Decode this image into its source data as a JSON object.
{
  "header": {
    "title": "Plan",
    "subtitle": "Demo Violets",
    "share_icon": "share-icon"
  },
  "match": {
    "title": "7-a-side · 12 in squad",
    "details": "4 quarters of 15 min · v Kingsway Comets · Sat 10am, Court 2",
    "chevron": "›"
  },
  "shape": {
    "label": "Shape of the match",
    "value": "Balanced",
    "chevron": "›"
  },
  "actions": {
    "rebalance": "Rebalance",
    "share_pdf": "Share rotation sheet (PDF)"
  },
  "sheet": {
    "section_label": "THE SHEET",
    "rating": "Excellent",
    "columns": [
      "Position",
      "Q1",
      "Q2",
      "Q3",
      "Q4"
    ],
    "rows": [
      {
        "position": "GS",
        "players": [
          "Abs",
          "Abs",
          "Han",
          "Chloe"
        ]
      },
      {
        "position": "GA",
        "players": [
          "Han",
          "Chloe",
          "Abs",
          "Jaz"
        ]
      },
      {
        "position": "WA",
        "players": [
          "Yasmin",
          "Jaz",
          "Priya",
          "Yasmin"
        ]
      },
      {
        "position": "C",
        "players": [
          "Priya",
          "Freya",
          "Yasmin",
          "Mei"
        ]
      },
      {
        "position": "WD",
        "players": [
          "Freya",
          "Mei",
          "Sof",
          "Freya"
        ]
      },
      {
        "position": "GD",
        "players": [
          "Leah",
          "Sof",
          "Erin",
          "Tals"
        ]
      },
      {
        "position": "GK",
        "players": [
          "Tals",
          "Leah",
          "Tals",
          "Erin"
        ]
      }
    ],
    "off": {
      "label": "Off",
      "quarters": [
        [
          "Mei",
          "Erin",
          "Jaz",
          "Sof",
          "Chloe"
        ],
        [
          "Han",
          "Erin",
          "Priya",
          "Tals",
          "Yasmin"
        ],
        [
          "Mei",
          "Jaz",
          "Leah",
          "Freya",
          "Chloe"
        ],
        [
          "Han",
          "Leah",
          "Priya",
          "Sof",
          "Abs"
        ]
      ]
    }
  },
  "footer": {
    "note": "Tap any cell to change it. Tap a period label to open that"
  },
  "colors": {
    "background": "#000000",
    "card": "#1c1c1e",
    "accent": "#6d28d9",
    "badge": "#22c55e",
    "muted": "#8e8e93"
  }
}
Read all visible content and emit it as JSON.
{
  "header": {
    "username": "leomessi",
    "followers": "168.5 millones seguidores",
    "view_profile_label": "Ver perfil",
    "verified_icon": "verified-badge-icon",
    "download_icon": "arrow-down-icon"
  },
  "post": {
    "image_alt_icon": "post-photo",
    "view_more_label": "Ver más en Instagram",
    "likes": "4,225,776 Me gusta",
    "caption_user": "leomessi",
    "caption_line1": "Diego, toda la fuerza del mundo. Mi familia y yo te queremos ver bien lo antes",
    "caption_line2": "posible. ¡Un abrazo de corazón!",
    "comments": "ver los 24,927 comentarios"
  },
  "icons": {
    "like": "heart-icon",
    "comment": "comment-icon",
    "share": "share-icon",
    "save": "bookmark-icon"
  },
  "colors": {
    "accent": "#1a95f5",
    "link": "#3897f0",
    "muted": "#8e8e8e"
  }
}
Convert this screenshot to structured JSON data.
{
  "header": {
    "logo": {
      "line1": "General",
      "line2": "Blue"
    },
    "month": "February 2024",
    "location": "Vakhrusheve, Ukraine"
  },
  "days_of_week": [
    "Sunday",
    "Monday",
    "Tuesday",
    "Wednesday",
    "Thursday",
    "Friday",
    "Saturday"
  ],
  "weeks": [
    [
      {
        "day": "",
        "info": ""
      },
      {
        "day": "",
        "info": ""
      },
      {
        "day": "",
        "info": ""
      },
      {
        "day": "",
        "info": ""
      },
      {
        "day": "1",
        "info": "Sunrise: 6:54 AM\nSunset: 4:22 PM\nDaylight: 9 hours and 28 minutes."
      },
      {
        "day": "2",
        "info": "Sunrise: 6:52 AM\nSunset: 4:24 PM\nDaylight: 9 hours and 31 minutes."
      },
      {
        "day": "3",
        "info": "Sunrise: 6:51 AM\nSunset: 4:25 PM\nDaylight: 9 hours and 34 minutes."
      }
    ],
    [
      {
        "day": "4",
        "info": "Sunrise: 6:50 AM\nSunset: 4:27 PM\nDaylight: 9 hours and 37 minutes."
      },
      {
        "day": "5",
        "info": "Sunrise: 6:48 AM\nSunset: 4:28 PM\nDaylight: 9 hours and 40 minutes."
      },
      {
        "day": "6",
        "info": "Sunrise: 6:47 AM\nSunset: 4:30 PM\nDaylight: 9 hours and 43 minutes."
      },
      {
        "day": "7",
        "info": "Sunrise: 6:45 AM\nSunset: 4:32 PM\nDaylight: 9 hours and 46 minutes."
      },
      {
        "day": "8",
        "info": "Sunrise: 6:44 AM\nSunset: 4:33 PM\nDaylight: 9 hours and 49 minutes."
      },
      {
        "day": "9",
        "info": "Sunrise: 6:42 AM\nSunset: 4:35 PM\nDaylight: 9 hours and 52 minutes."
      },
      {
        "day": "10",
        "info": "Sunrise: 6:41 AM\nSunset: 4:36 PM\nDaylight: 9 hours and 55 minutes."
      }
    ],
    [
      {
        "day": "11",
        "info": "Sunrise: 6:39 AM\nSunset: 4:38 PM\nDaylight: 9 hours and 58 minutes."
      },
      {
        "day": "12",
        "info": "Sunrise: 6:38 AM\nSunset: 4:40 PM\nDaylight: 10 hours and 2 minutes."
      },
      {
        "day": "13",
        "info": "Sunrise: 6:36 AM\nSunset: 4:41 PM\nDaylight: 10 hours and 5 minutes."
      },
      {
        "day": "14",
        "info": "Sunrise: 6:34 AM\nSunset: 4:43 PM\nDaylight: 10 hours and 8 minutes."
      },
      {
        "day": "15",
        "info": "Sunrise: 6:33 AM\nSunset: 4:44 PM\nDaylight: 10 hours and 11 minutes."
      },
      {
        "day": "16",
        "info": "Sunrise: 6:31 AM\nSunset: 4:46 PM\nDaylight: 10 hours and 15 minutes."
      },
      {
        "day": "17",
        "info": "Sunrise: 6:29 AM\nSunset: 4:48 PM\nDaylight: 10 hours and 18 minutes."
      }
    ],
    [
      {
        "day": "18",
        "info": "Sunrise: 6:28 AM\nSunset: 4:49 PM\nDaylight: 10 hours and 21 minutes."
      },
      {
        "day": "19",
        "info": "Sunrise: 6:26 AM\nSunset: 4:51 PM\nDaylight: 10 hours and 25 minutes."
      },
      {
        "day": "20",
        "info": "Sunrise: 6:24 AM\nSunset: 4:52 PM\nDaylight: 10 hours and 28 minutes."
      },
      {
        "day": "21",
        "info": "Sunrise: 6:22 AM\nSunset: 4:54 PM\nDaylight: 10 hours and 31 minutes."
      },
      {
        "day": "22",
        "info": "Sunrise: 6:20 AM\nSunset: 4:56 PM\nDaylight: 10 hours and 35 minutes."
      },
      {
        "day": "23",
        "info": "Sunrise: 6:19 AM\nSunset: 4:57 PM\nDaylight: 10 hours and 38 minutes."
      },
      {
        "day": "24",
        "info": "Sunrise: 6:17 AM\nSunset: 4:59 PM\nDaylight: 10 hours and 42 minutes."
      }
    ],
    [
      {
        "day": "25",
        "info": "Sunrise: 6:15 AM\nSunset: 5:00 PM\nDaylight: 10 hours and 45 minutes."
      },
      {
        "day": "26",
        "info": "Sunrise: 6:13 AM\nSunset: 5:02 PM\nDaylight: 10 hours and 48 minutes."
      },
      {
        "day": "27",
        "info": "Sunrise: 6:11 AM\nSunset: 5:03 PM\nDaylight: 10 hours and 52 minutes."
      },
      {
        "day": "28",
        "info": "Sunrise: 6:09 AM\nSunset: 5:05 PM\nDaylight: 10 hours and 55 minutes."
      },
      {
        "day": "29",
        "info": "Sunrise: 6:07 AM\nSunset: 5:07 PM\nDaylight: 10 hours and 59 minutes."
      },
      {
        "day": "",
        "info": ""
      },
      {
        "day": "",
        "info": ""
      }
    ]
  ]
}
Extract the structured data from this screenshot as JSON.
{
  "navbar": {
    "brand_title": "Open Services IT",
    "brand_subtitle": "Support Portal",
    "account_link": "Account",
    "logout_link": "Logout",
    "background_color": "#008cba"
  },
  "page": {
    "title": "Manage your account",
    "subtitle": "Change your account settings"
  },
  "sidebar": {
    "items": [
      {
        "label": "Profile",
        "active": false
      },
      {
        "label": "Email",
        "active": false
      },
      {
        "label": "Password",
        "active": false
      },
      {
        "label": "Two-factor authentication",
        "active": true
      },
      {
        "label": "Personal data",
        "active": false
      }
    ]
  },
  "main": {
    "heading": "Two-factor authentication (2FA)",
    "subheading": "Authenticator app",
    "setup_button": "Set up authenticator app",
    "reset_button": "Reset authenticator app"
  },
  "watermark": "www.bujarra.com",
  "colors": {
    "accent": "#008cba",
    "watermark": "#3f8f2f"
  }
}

· · · · · · ·

In the records above, locate every line with the string "watermark" and copy it.

* Complete response *
  "watermark": "www.bujarra.com",
    "watermark": "#3f8f2f"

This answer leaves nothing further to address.